--- Begin Records to process ---

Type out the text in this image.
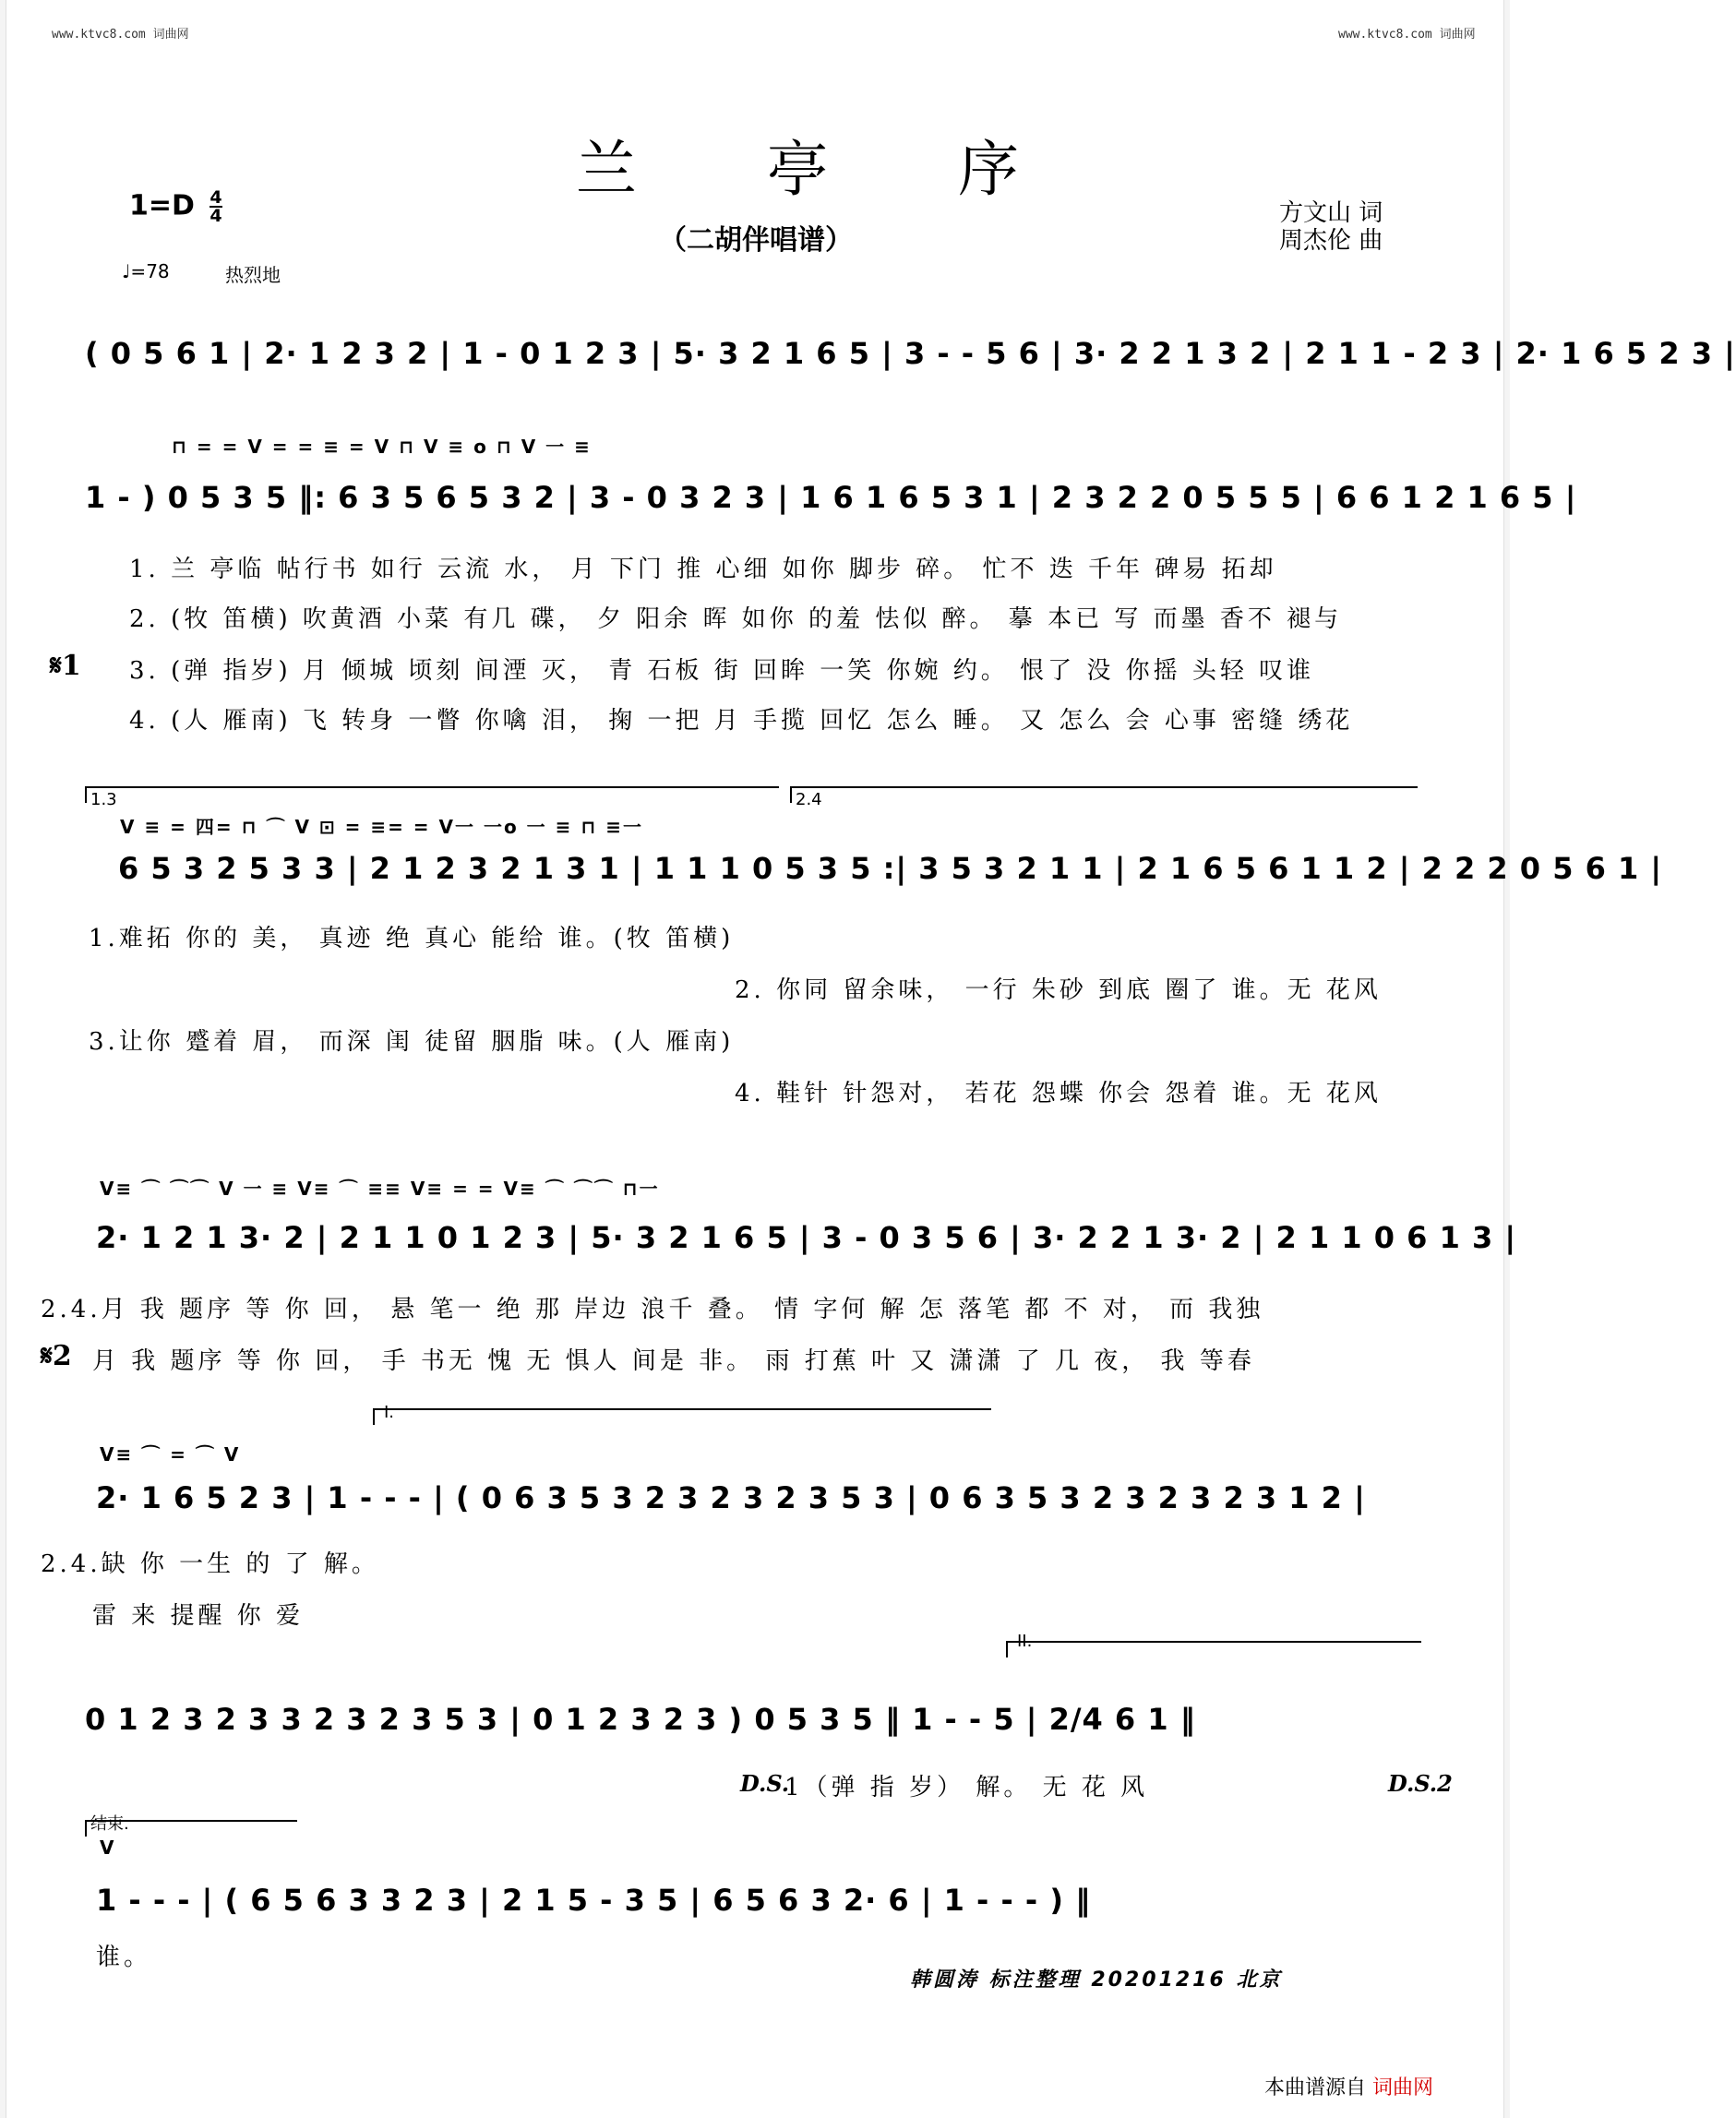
www.ktvc8.com 词曲网	www.ktvc8.com 词曲网
兰 亭 序
（二胡伴唱谱）
$1=D \frac{4}{4}$
♩=78	热烈地
方文山 词
周杰伦 曲
( 0 5 6 1 | 2· 1 2 3 2 | 1 - 0 1 2 3 | 5· 3 2 1 6 5 | 3 - - 5 6 | 3· 2 2 1 3 2 | 2 1 1 - 2 3 | 2· 1 6 5 2 3 |
⊓ = = V = = ≡ = V ⊓ V ≡ o ⊓ V 一 ≡
1 - ) 0 5 3 5 ‖: 6 3 5 6 5 3 2 | 3 - 0 3 2 3 | 1 6 1 6 5 3 1 | 2 3 2 2 0 5 5 5 | 6 6 1 2 1 6 5 |
1. 兰 亭临 帖行书 如行 云流 水， 月 下门 推 心细 如你 脚步 碎。 忙不 迭 千年 碑易 拓却
2. (牧 笛横) 吹黄酒 小菜 有几 碟， 夕 阳余 晖 如你 的羞 怯似 醉。 摹 本已 写 而墨 香不 褪与
𝄋1 3. (弹 指岁) 月 倾城 顷刻 间湮 灭， 青 石板 街 回眸 一笑 你婉 约。 恨了 没 你摇 头轻 叹谁
4. (人 雁南) 飞 转身 一瞥 你噙 泪， 掬 一把 月 手揽 回忆 怎么 睡。 又 怎么 会 心事 密缝 绣花
1.3	2.4
V ≡ = 四= ⊓ ⌒ V ⊡ = ≡= = V一 一o 一 ≡ ⊓ ≡一
6 5 3 2 5 3 3 | 2 1 2 3 2 1 3 1 | 1 1 1 0 5 3 5 :| 3 5 3 2 1 1 | 2 1 6 5 6 1 1 2 | 2 2 2 0 5 6 1 |
1.难拓 你的 美， 真迹 绝 真心 能给 谁。(牧 笛横)
2. 你同 留余味， 一行 朱砂 到底 圈了 谁。无 花风
3.让你 蹙着 眉， 而深 闺 徒留 胭脂 味。(人 雁南)
4. 鞋针 针怨对， 若花 怨蝶 你会 怨着 谁。无 花风
V≡ ⌒ ⌒⌒ V 一 ≡ V≡ ⌒ ≡≡ V≡ = = V≡ ⌒ ⌒⌒ ⊓一
2· 1 2 1 3· 2 | 2 1 1 0 1 2 3 | 5· 3 2 1 6 5 | 3 - 0 3 5 6 | 3· 2 2 1 3· 2 | 2 1 1 0 6 1 3 |
2.4.月 我 题序 等 你 回， 悬 笔一 绝 那 岸边 浪千 叠。 情 字何 解 怎 落笔 都 不 对， 而 我独
𝄋2 月 我 题序 等 你 回， 手 书无 愧 无 惧人 间是 非。 雨 打蕉 叶 又 潇潇 了 几 夜， 我 等春
I.
V≡ ⌒ = ⌒ V
2· 1 6 5 2 3 | 1 - - - | ( 0 6 3 5 3 2 3 2 3 2 3 5 3 | 0 6 3 5 3 2 3 2 3 2 3 1 2 |
2.4.缺 你 一生 的 了 解。
雷 来 提醒 你 爱
II.
0 1 2 3 2 3 3 2 3 2 3 5 3 | 0 1 2 3 2 3 ) 0 5 3 5 ‖ 1 - - 5 | 2/4 6 1 ‖
D.S.
1（弹 指 岁） 解。 无 花 风	D.S.2
结束.
V
1 - - - | ( 6 5 6 3 3 2 3 | 2 1 5 - 3 5 | 6 5 6 3 2· 6 | 1 - - - ) ‖
谁。
韩圆涛 标注整理 20201216 北京
本曲谱源自 词曲网
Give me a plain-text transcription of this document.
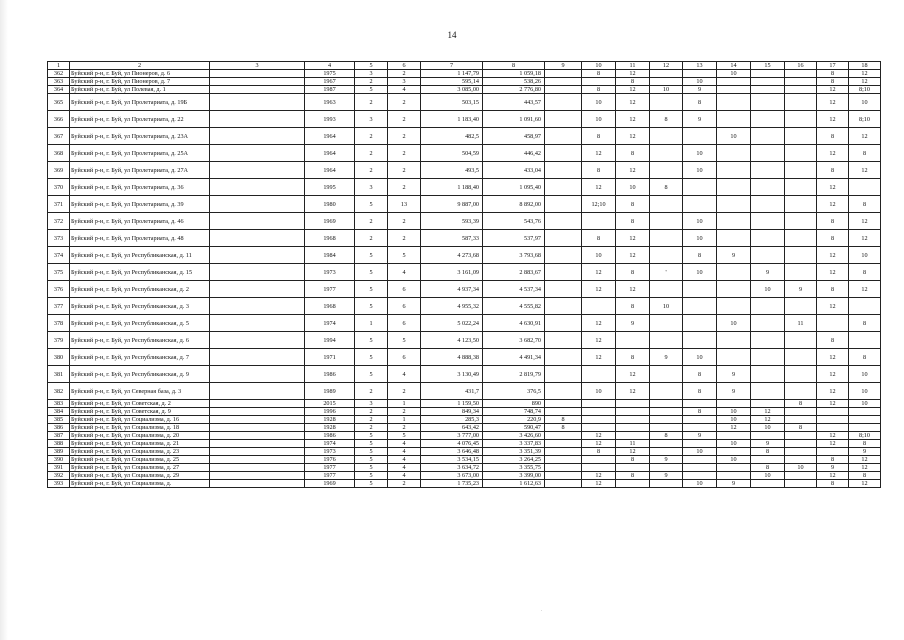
14
1	2	3	4	5	6	7	8	9	10	11	12	13	14	15	16	17	18
362	Буйский р-н, г. Буй, ул Пионеров, д. 6		1975	3	2	1 147,79	1 059,18		8	12			10			8	12
363	Буйский р-н, г. Буй, ул Пионеров, д. 7		1967	2	3	595,14	538,26			8		10				8	12
364	Буйский р-н, г. Буй, ул Полевая, д. 1		1987	5	4	3 085,00	2 776,80		8	12	10	9				12	8;10
365	Буйский р-н, г. Буй, ул Пролетариата, д. 19Б		1963	2	2	503,15	443,57		10	12		8				12	10
366	Буйский р-н, г. Буй, ул Пролетариата, д. 22		1993	3	2	1 183,40	1 091,60		10	12	8	9				12	8;10
367	Буйский р-н, г. Буй, ул Пролетариата, д. 23А		1964	2	2	482,5	458,97		8	12			10			8	12
368	Буйский р-н, г. Буй, ул Пролетариата, д. 25А		1964	2	2	504,59	446,42		12	8		10				12	8
369	Буйский р-н, г. Буй, ул Пролетариата, д. 27А		1964	2	2	493,5	433,04		8	12		10				8	12
370	Буйский р-н, г. Буй, ул Пролетариата, д. 36		1995	3	2	1 188,40	1 095,40		12	10	8					12	
371	Буйский р-н, г. Буй, ул Пролетариата, д. 39		1980	5	13	9 887,00	8 892,00		12;10	8						12	8
372	Буйский р-н, г. Буй, ул Пролетариата, д. 46		1969	2	2	593,39	543,76			8		10				8	12
373	Буйский р-н, г. Буй, ул Пролетариата, д. 48		1968	2	2	587,33	537,97		8	12		10				8	12
374	Буйский р-н, г. Буй, ул Республиканская, д. 11		1984	5	5	4 273,68	3 793,68		10	12		8	9			12	10
375	Буйский р-н, г. Буй, ул Республиканская, д. 15		1973	5	4	3 161,09	2 883,67		12	8	'	10		9		12	8
376	Буйский р-н, г. Буй, ул Республиканская, д. 2		1977	5	6	4 937,34	4 537,34		12	12				10	9	8	12
377	Буйский р-н, г. Буй, ул Республиканская, д. 3		1968	5	6	4 955,32	4 555,82			8	10					12	
378	Буйский р-н, г. Буй, ул Республиканская, д. 5		1974	1	6	5 022,24	4 630,91		12	9			10		11		8
379	Буйский р-н, г. Буй, ул Республиканская, д. 6		1994	5	5	4 123,50	3 682,70		12							8	
380	Буйский р-н, г. Буй, ул Республиканская, д. 7		1971	5	6	4 888,38	4 491,34		12	8	9	10				12	8
381	Буйский р-н, г. Буй, ул Республиканская, д. 9		1986	5	4	3 130,49	2 819,79			12		8	9			12	10
382	Буйский р-н, г. Буй, ул Северная база, д. 3		1989	2	2	431,7	376,5		10	12		8	9			12	10
383	Буйский р-н, г. Буй, ул Советская, д. 2		2015	3	1	1 159,50	890								8	12	10
384	Буйский р-н, г. Буй, ул Советская, д. 9		1996	2	2	849,34	748,74					8	10	12			
385	Буйский р-н, г. Буй, ул Социализма, д. 16		1928	2	1	285,3	220,9	8					10	12			
386	Буйский р-н, г. Буй, ул Социализма, д. 18		1928	2	2	643,42	590,47	8					12	10	8		
387	Буйский р-н, г. Буй, ул Социализма, д. 20		1986	5	5	3 777,00	3 426,60		12		8	9				12	8;10
388	Буйский р-н, г. Буй, ул Социализма, д. 21		1974	5	4	4 076,45	3 337,83		12	11			10	9		12	8
389	Буйский р-н, г. Буй, ул Социализма, д. 23		1973	5	4	3 646,48	3 351,39		8	12		10		8			9
390	Буйский р-н, г. Буй, ул Социализма, д. 25		1976	5	4	3 534,15	3 264,25			8	9		10			8	12
391	Буйский р-н, г. Буй, ул Социализма, д. 27		1977	5	4	3 634,72	3 355,75							8	10	9	12
392	Буйский р-н, г. Буй, ул Социализма, д. 29		1977	5	4	3 673,00	3 399,00		12	8	9			10		12	8
393	Буйский р-н, г. Буй, ул Социализма, д.		1969	5	2	1 735,23	1 612,63		12			10	9			8	12
'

--- End Records to process ---

**Exercise goal**
Lines that hold the word "this" are the ones to return, every one of them.

**Full answer**
Type out the text in this image.
Give me a plain-text transcription of this document.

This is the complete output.